- [To be done]:
Look through the data below and report how many lines include "features". Only the number should be given.
== Extracted records
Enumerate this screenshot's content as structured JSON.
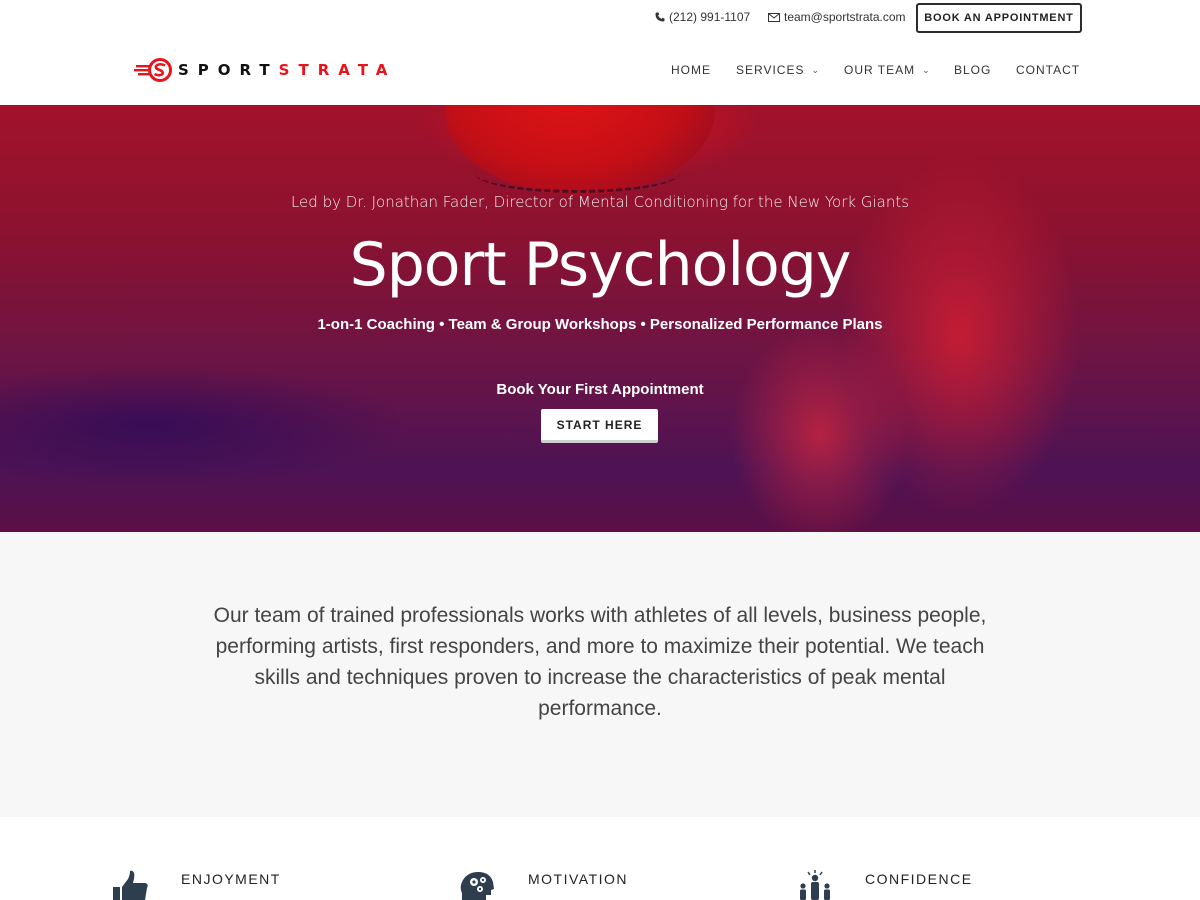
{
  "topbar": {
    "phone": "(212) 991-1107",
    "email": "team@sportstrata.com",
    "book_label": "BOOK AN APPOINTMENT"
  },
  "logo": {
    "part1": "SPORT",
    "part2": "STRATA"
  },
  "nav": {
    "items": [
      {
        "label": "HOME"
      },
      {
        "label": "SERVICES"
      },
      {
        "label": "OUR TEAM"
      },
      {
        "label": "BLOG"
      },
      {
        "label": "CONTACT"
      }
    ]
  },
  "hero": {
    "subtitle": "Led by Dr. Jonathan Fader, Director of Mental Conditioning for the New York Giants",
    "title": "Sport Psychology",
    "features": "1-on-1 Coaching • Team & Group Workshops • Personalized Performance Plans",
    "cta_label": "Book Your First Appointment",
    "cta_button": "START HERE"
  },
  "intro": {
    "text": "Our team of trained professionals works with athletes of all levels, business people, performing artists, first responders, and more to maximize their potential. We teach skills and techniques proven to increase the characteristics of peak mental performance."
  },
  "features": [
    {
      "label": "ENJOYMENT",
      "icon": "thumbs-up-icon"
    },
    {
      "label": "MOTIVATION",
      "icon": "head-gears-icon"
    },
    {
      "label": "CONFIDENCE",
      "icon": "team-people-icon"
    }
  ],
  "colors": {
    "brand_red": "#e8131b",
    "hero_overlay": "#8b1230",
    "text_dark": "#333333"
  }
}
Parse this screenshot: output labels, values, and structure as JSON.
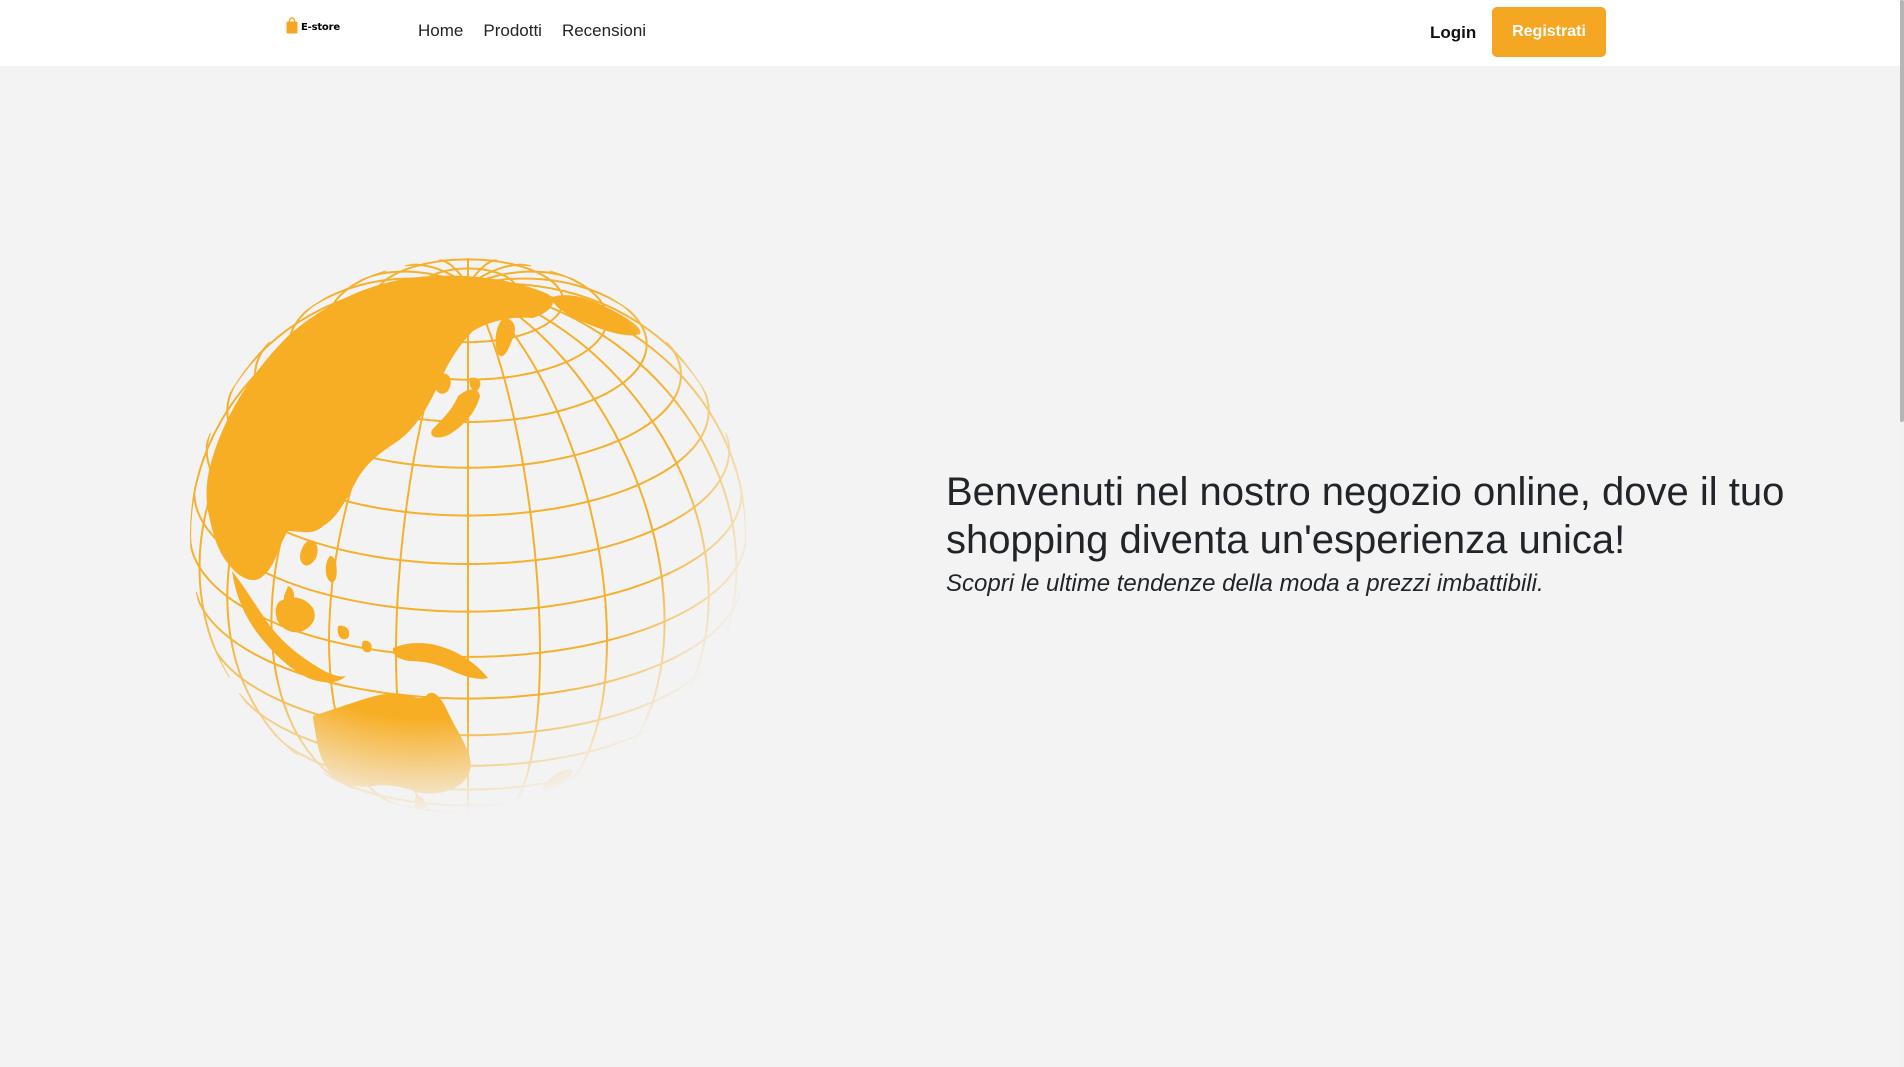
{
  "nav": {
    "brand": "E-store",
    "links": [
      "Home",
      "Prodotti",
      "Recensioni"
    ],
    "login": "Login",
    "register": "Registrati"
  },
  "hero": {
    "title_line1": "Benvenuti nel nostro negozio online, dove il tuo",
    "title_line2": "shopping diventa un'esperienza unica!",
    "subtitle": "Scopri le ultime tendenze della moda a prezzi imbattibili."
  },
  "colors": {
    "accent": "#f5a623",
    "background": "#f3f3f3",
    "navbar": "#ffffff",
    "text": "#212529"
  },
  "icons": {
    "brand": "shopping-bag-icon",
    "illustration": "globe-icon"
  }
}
====
- [Output for this exercise]:
2